[BEGIN]

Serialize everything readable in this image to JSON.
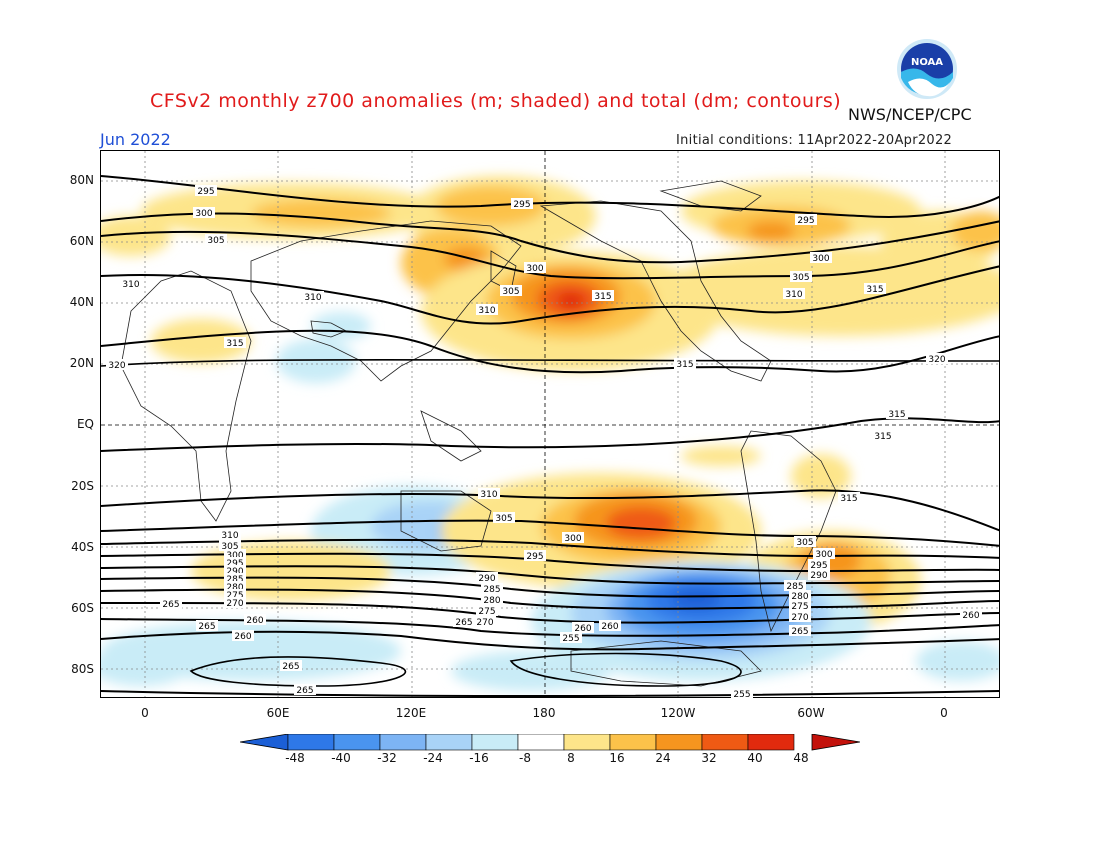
{
  "header": {
    "title": "CFSv2 monthly z700 anomalies (m; shaded) and total (dm; contours)",
    "agency": "NWS/NCEP/CPC",
    "month": "Jun 2022",
    "initial_conditions": "Initial conditions: 11Apr2022-20Apr2022",
    "logo_text": "NOAA"
  },
  "axes": {
    "lat_labels": [
      "80N",
      "60N",
      "40N",
      "20N",
      "EQ",
      "20S",
      "40S",
      "60S",
      "80S"
    ],
    "lon_labels": [
      "0",
      "60E",
      "120E",
      "180",
      "120W",
      "60W",
      "0"
    ]
  },
  "colorbar": {
    "labels": [
      "-48",
      "-40",
      "-32",
      "-24",
      "-16",
      "-8",
      "8",
      "16",
      "24",
      "32",
      "40",
      "48"
    ],
    "colors": [
      "#1b5fd6",
      "#2e78e8",
      "#4a94ef",
      "#7db4f4",
      "#a9d3f7",
      "#c9ecf7",
      "#ffffff",
      "#fde58a",
      "#fcc24a",
      "#f6951f",
      "#ef5a14",
      "#e12a0e",
      "#c3120b"
    ]
  },
  "contour_labels": [
    "295",
    "300",
    "305",
    "310",
    "315",
    "320",
    "295",
    "310",
    "300",
    "305",
    "315",
    "310",
    "315",
    "315",
    "295",
    "300",
    "305",
    "310",
    "315",
    "320",
    "315",
    "315",
    "310",
    "305",
    "300",
    "295",
    "290",
    "285",
    "280",
    "275",
    "270",
    "265",
    "260",
    "255",
    "265",
    "260",
    "265",
    "265",
    "310",
    "305",
    "300",
    "295",
    "290",
    "285",
    "280",
    "275",
    "270",
    "265",
    "260",
    "305",
    "300",
    "295",
    "290",
    "285",
    "280",
    "275",
    "270",
    "265",
    "260",
    "260",
    "255"
  ]
}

[END]

Return the listing above word for word, with the pictures removed.

Serialize everything readable in this image to JSON.
{
  "header": {
    "title": "CFSv2 monthly z700 anomalies (m; shaded) and total (dm; contours)",
    "agency": "NWS/NCEP/CPC",
    "month": "Jun 2022",
    "initial_conditions": "Initial conditions: 11Apr2022-20Apr2022",
    "logo_text": "NOAA"
  },
  "axes": {
    "lat_labels": [
      "80N",
      "60N",
      "40N",
      "20N",
      "EQ",
      "20S",
      "40S",
      "60S",
      "80S"
    ],
    "lon_labels": [
      "0",
      "60E",
      "120E",
      "180",
      "120W",
      "60W",
      "0"
    ]
  },
  "colorbar": {
    "labels": [
      "-48",
      "-40",
      "-32",
      "-24",
      "-16",
      "-8",
      "8",
      "16",
      "24",
      "32",
      "40",
      "48"
    ],
    "colors": [
      "#1b5fd6",
      "#2e78e8",
      "#4a94ef",
      "#7db4f4",
      "#a9d3f7",
      "#c9ecf7",
      "#ffffff",
      "#fde58a",
      "#fcc24a",
      "#f6951f",
      "#ef5a14",
      "#e12a0e",
      "#c3120b"
    ]
  },
  "contour_labels": [
    "295",
    "300",
    "305",
    "310",
    "315",
    "320",
    "295",
    "310",
    "300",
    "305",
    "315",
    "310",
    "315",
    "315",
    "295",
    "300",
    "305",
    "310",
    "315",
    "320",
    "315",
    "315",
    "310",
    "305",
    "300",
    "295",
    "290",
    "285",
    "280",
    "275",
    "270",
    "265",
    "260",
    "255",
    "265",
    "260",
    "265",
    "265",
    "310",
    "305",
    "300",
    "295",
    "290",
    "285",
    "280",
    "275",
    "270",
    "265",
    "260",
    "305",
    "300",
    "295",
    "290",
    "285",
    "280",
    "275",
    "270",
    "265",
    "260",
    "260",
    "255"
  ]
}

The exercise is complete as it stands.